Tugas
Salin seluruh artikel di bawah ini kata demi kata tanpa mengubah apa pun.

Artikel
'''

Penjengukan terhadap upacara kehidupan manusia diramu dengan rumus yang sama: sederhana. Narasi yang mengisyaratkan bila kita mampu memeras inti dari hidup ini dengan tidak tergesa-gesa. Dan kita tidak diajak untuk menenggelamkan keterlarutan kita terhadap sebuah kesedihan, misalnya, dengan berlarat-larat. Dengan sigap Agus menawarkan keterpesonaan lain. Sehingga ia dapat dengan utuh merangkum sebuah kisah.

Pun dalam Mata Mungil yang Menyimpan Dunia, ia menyadap peristiwa kekaguman seseorang terhadap sebuah mata. Anehnya mata tersebut milik gelandangan yang kerap bermain-main di kolong jembatan. Barangkali kita yang setiap hari bertemu dengan gelandangan macam itu, jarang memerhatikannya. Barangkali kita terlalu angkuh untuk menatapnya, sebab kita terlanjur merasa jijik untuk melihatnya.

'''

Informasi yang Ditampilkan
'''

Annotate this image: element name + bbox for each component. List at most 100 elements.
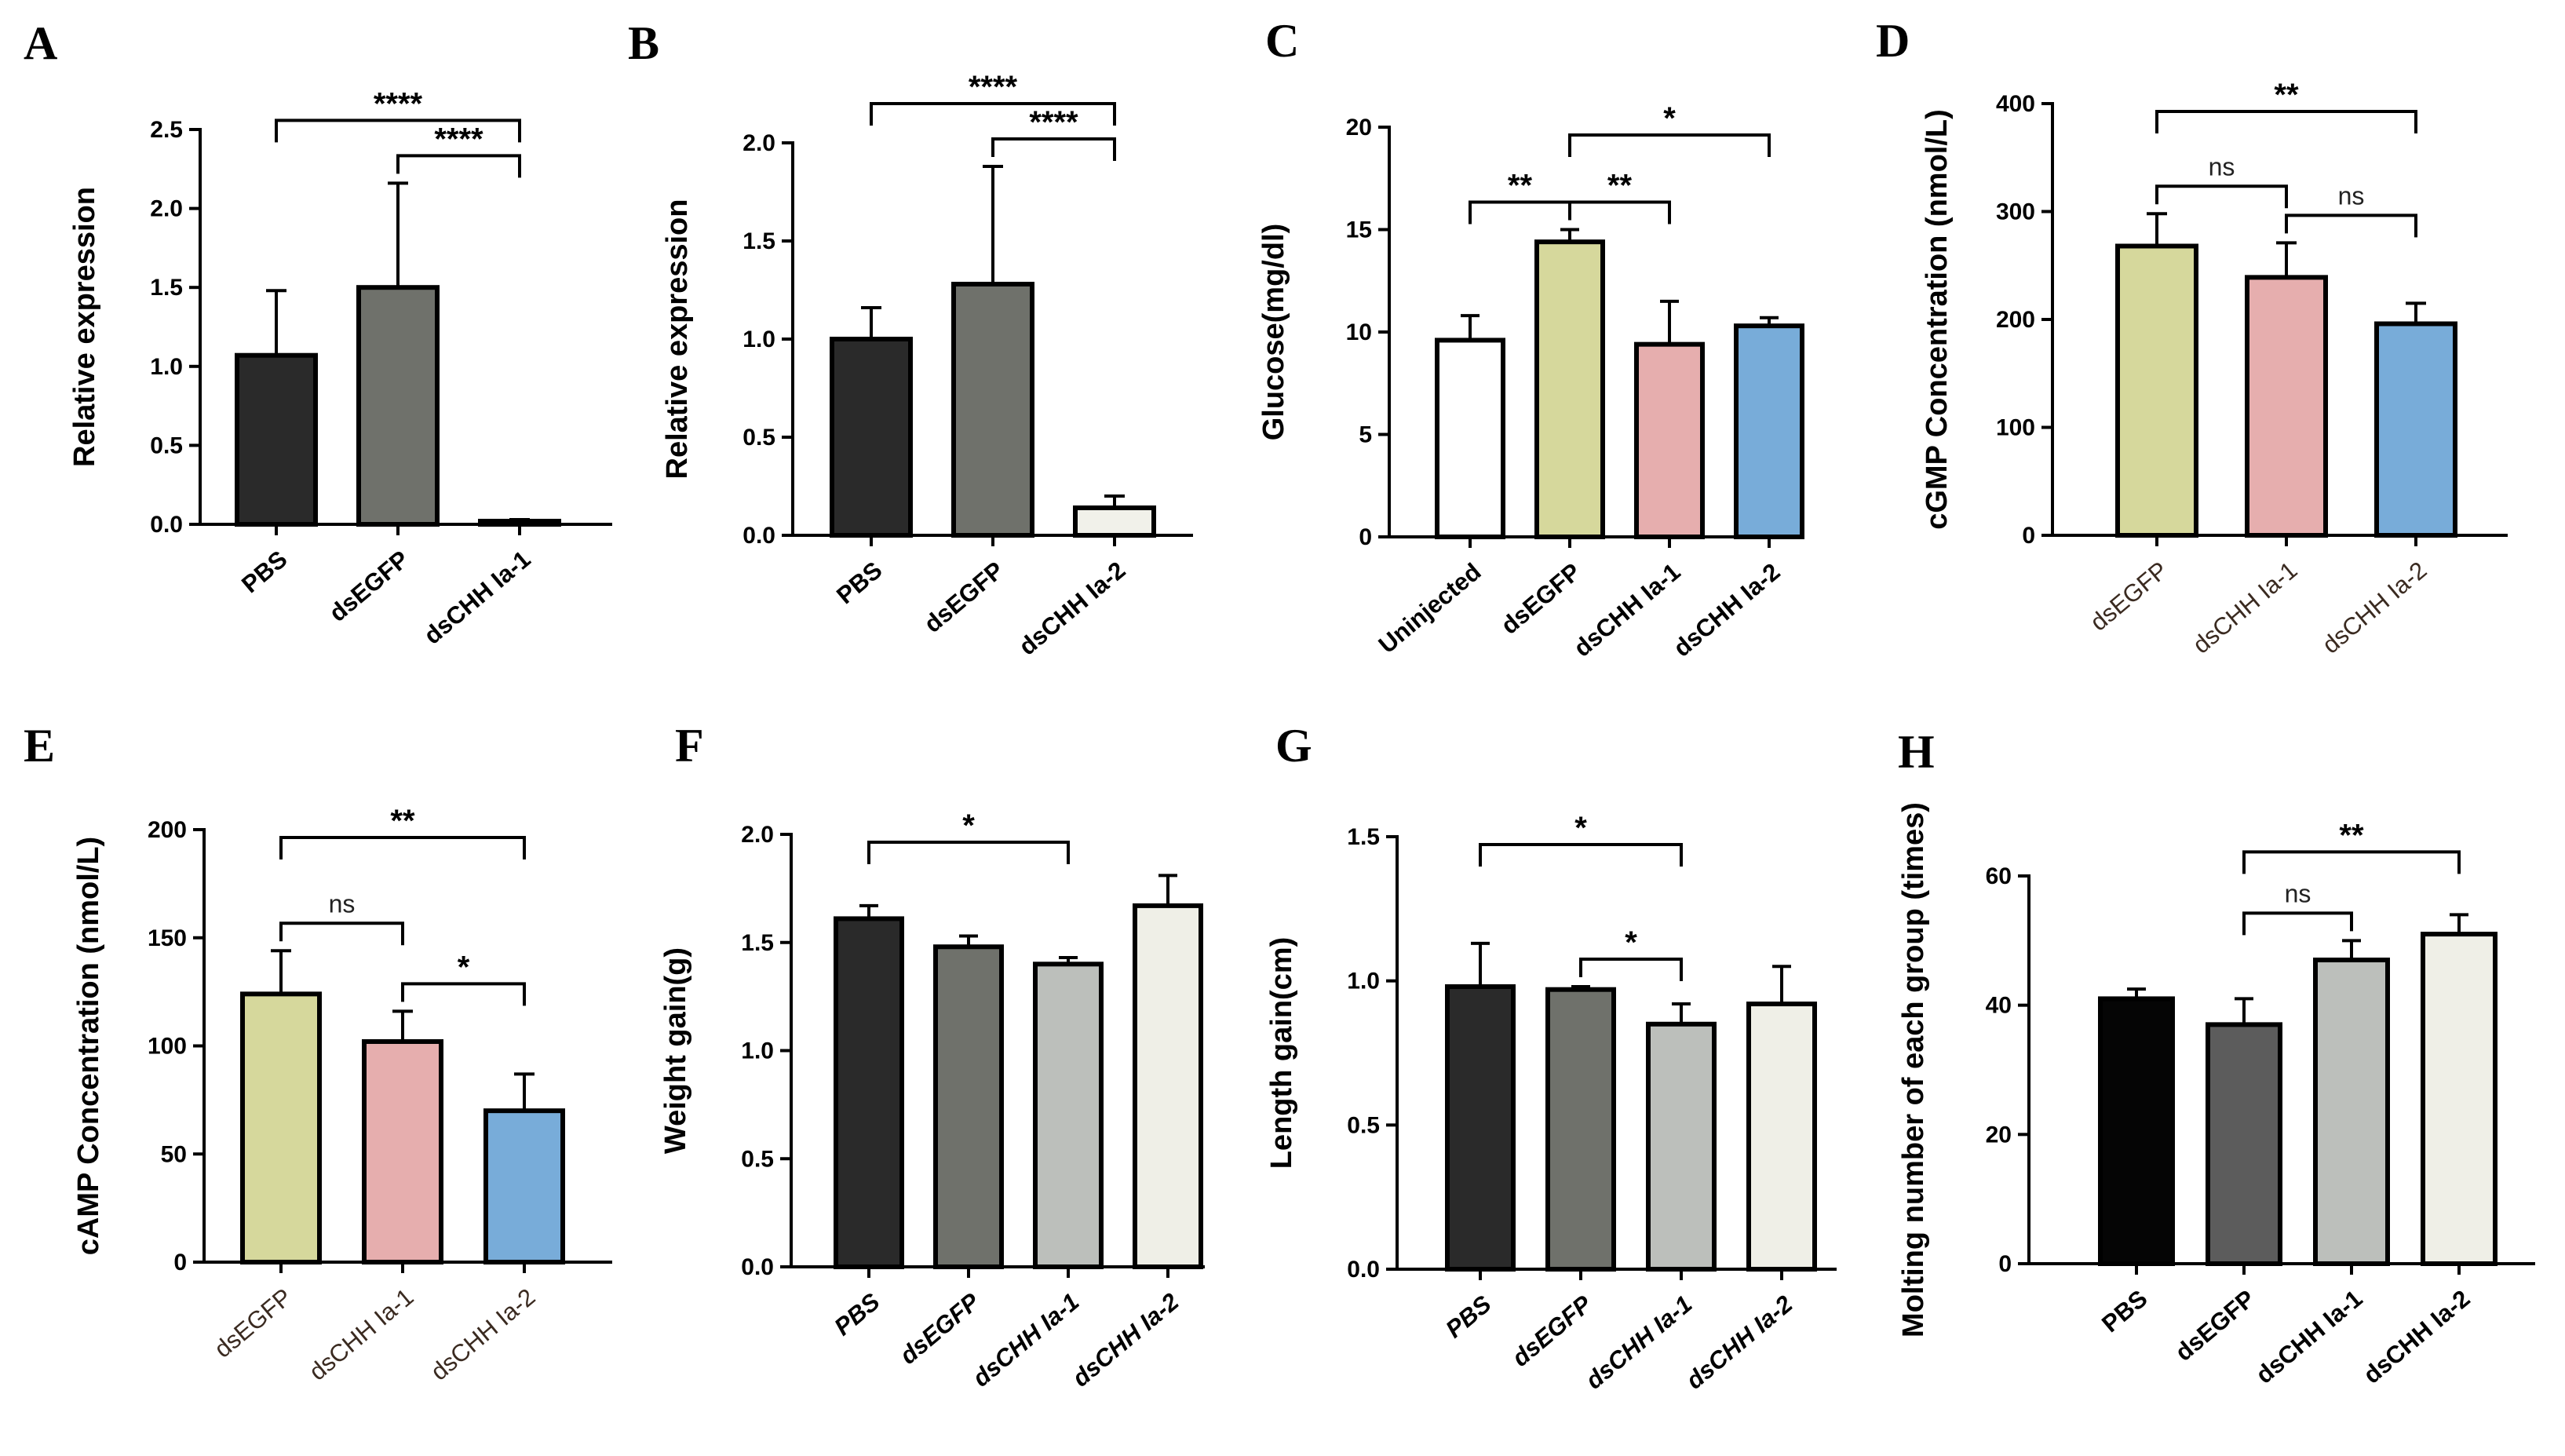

'''

Penyelesaian Soal Ini
Penjengukan terhadap upacara kehidupan manusia diramu dengan rumus yang sama: sederhana. Narasi yang mengisyaratkan bila kita mampu memeras inti dari hidup ini dengan tidak tergesa-gesa. Dan kita tidak diajak untuk menenggelamkan keterlarutan kita terhadap sebuah kesedihan, misalnya, dengan berlarat-larat. Dengan sigap Agus menawarkan keterpesonaan lain. Sehingga ia dapat dengan utuh merangkum sebuah kisah.

Pun dalam Mata Mungil yang Menyimpan Dunia, ia menyadap peristiwa kekaguman seseorang terhadap sebuah mata. Anehnya mata tersebut milik gelandangan yang kerap bermain-main di kolong jembatan. Barangkali kita yang setiap hari bertemu dengan gelandangan macam itu, jarang memerhatikannya. Barangkali kita terlalu angkuh untuk menatapnya, sebab kita terlanjur merasa jijik untuk melihatnya.